### WHAT IS NEEDED
Collect the lines of the entries where "humana" shows up.

*** Opening of DATASET ***

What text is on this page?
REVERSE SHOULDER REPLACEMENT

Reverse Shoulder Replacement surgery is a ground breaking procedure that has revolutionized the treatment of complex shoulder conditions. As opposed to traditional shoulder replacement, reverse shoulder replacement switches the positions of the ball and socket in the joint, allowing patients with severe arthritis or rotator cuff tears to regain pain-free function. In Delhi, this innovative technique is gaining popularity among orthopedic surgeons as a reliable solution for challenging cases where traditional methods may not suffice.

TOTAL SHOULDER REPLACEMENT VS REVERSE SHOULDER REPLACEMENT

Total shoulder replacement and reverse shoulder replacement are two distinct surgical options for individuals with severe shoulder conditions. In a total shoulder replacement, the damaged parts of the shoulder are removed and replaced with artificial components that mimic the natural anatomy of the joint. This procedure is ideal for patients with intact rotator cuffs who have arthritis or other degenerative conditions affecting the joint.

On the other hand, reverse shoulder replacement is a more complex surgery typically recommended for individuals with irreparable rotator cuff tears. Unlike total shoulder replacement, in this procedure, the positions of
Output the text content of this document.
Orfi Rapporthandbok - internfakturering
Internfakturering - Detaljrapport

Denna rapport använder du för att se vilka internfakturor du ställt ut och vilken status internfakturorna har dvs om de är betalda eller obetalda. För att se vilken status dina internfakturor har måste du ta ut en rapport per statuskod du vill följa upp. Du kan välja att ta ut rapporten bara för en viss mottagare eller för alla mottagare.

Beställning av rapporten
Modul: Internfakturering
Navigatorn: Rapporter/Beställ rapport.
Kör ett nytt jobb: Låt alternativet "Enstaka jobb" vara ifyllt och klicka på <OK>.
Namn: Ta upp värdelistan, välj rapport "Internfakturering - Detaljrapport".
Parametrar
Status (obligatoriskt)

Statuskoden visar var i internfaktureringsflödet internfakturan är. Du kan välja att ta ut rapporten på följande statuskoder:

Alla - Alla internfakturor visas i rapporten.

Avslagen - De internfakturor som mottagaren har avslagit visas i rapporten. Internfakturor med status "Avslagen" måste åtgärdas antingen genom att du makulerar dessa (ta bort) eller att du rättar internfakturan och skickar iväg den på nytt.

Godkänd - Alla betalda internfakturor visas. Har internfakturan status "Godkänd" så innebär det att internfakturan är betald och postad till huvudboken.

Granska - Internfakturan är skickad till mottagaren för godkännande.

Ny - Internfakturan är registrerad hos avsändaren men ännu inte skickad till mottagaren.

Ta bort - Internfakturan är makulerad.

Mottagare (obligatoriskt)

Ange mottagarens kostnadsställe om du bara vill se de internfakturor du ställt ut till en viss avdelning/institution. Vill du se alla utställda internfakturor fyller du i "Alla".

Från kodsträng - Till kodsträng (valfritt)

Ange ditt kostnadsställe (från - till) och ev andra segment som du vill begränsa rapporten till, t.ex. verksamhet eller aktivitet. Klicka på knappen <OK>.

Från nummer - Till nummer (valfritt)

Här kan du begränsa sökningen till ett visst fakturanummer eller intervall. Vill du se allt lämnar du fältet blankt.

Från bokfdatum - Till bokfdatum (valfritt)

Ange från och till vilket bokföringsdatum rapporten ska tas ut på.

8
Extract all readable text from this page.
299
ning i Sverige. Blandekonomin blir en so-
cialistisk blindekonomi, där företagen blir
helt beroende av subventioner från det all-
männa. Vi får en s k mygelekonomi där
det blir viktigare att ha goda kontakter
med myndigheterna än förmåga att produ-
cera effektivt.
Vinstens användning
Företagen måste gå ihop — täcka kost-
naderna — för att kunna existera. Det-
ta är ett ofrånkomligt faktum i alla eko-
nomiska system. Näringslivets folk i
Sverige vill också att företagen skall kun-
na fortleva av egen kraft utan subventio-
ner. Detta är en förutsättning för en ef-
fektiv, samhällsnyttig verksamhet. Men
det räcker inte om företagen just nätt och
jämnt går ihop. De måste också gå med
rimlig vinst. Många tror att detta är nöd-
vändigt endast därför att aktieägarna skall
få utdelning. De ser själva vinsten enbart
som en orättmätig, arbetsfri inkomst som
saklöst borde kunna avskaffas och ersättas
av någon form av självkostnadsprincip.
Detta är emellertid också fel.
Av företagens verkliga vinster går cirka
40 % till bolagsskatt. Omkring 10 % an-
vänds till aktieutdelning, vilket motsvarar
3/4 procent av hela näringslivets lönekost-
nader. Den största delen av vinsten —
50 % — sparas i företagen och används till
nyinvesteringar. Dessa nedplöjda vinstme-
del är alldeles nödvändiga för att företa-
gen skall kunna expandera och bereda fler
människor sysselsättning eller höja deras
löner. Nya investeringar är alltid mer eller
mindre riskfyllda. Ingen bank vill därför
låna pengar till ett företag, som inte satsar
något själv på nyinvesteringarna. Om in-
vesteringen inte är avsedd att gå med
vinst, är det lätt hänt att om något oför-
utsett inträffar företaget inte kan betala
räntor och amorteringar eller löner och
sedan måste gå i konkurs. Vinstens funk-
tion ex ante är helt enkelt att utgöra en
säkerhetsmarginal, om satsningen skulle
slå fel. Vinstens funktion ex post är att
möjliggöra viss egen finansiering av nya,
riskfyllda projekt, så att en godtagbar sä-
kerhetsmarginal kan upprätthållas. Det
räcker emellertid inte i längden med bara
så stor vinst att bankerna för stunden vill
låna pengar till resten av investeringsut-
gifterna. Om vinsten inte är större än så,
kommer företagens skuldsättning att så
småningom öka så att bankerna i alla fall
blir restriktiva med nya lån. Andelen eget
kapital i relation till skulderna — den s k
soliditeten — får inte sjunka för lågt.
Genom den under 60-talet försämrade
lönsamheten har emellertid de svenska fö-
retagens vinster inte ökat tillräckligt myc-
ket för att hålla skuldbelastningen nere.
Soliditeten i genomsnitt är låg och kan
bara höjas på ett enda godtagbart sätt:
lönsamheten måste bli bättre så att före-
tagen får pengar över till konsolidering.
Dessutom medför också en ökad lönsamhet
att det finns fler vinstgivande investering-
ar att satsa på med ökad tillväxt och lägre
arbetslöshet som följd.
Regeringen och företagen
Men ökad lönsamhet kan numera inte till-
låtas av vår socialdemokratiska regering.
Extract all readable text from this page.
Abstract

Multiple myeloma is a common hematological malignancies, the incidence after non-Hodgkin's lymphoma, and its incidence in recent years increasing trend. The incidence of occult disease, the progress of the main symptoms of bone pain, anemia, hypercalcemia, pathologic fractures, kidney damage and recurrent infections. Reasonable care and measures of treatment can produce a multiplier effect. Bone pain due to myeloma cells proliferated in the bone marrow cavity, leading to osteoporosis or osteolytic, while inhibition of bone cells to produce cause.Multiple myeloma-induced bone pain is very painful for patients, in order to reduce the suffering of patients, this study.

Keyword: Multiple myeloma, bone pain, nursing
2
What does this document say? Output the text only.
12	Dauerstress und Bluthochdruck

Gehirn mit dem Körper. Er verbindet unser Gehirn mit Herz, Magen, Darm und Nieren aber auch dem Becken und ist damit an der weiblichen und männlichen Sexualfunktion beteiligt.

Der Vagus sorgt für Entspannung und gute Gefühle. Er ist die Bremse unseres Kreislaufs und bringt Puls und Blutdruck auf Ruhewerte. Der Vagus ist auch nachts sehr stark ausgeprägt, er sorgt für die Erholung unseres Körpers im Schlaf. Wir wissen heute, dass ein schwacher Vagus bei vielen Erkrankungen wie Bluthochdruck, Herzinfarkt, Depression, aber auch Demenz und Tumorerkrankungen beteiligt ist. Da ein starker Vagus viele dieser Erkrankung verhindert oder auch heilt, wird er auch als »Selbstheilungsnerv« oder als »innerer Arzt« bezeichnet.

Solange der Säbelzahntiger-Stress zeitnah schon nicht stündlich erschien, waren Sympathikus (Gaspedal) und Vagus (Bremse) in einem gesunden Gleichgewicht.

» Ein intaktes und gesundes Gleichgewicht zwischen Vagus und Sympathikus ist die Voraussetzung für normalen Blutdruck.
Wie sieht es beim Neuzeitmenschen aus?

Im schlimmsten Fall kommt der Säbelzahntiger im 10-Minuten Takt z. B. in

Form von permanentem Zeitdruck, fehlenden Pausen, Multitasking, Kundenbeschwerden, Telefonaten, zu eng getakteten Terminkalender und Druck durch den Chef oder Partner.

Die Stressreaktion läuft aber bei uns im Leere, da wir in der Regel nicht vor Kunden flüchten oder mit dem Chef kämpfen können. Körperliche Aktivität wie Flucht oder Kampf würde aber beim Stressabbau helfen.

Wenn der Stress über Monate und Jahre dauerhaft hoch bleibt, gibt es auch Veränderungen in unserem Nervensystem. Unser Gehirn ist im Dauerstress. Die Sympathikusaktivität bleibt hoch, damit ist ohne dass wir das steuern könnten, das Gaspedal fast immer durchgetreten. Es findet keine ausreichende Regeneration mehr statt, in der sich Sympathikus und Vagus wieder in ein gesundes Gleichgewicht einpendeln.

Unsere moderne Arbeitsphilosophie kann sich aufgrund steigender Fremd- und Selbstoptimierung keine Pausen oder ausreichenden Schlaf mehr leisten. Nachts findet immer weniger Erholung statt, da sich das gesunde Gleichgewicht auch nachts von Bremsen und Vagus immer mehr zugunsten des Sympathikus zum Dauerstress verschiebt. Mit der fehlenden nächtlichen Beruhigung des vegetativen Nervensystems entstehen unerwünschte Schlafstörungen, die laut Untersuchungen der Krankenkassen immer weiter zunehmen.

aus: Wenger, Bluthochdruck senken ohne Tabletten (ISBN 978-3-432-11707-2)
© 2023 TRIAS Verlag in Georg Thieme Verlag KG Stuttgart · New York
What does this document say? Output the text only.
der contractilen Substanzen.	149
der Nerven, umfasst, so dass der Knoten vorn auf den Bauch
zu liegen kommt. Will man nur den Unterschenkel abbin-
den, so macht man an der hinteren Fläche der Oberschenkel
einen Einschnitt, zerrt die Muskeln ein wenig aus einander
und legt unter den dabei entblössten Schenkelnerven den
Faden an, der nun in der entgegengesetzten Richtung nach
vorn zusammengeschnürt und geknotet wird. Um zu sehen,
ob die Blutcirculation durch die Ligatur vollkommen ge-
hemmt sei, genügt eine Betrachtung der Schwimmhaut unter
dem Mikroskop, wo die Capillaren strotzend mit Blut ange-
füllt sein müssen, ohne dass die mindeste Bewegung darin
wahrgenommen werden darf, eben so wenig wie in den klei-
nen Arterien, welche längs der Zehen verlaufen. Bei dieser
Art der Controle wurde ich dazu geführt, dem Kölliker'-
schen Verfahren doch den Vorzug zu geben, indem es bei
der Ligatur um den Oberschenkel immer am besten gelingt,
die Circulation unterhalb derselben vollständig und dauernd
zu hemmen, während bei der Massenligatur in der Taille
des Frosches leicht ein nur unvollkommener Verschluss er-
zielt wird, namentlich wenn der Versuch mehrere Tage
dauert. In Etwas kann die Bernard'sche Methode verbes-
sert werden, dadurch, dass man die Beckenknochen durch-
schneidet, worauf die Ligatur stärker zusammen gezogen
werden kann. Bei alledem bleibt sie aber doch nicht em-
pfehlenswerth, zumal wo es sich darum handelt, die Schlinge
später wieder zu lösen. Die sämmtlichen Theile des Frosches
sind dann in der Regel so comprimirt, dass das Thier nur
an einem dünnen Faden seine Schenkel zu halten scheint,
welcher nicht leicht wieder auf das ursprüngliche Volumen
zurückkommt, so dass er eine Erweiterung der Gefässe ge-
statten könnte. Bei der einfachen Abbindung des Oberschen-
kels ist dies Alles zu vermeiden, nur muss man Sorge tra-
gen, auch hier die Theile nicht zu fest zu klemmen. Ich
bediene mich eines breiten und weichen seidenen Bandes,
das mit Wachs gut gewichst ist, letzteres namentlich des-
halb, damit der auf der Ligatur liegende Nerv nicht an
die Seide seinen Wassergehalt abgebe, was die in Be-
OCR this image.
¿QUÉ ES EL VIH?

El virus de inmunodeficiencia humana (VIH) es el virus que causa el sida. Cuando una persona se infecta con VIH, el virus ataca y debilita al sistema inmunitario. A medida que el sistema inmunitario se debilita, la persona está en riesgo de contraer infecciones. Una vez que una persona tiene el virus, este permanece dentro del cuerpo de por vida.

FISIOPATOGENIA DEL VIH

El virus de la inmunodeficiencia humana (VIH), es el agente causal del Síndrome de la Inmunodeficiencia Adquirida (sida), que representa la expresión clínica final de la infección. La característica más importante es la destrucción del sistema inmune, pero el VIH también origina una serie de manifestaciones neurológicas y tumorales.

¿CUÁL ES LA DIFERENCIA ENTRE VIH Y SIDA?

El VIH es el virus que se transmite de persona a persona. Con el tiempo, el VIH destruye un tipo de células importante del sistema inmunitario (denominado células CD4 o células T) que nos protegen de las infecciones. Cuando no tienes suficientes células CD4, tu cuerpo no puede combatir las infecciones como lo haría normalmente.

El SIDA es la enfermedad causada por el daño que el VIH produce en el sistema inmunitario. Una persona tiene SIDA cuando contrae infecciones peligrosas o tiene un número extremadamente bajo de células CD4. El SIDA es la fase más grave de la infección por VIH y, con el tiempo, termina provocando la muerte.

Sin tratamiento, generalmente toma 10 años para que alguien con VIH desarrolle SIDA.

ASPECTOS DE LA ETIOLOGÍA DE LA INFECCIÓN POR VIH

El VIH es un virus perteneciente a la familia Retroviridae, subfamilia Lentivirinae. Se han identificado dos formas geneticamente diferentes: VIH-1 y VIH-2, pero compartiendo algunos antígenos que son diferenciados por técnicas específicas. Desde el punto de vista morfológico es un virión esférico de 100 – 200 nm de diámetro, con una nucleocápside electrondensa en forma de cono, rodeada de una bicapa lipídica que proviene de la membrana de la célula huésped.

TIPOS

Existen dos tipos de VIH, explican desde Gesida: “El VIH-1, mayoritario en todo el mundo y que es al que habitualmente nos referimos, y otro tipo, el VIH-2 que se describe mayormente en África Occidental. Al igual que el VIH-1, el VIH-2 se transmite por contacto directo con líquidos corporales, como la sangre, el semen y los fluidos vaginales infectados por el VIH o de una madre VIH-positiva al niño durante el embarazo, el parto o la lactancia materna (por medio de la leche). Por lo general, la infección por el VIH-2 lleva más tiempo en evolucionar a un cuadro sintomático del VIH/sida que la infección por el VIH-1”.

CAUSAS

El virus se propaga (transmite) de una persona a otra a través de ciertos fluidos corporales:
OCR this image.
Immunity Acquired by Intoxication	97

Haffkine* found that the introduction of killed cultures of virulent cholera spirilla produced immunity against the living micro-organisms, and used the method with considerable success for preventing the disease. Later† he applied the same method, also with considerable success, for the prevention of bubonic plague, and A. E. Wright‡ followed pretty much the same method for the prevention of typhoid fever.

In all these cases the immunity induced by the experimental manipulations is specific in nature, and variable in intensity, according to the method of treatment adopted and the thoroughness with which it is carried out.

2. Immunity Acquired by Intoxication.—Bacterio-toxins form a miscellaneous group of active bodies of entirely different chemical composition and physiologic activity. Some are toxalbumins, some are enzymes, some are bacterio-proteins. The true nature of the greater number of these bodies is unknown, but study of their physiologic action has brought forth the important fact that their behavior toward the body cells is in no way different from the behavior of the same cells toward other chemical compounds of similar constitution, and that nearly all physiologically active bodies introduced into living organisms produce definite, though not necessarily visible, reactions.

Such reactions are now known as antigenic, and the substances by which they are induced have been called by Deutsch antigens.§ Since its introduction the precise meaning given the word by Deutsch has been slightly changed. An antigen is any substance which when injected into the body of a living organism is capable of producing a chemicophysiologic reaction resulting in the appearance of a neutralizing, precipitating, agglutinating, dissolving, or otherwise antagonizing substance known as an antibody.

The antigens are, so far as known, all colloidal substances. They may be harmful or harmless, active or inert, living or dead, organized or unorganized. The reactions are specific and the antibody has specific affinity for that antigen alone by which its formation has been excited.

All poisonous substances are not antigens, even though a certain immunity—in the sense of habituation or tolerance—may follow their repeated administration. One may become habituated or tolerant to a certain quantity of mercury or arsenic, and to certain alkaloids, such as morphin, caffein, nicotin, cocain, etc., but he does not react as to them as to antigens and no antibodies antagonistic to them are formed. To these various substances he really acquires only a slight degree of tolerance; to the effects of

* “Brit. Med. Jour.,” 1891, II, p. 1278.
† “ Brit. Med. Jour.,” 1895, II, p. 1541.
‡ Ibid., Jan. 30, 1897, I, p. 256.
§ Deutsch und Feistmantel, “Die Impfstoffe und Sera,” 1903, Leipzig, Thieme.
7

*** Close of DATASET ***

### YOUR SOLUTION
El virus de inmunodeficiencia humana (VIH) es el virus que causa el sida. Cuando una persona se infecta con VIH, el virus ataca y debilita al sistema inmunitario. A medida que el sistema inmunitario se debilita, la persona está en riesgo de contraer infecciones. Una vez que una persona tiene el virus, este permanece dentro del cuerpo de por vida.
El virus de la inmunodeficiencia humana (VIH), es el agente causal del Síndrome de la Inmunodeficiencia Adquirida (sida), que representa la expresión clínica final de la infección. La característica más importante es la destrucción del sistema inmune, pero el VIH también origina una serie de manifestaciones neurológicas y tumorales.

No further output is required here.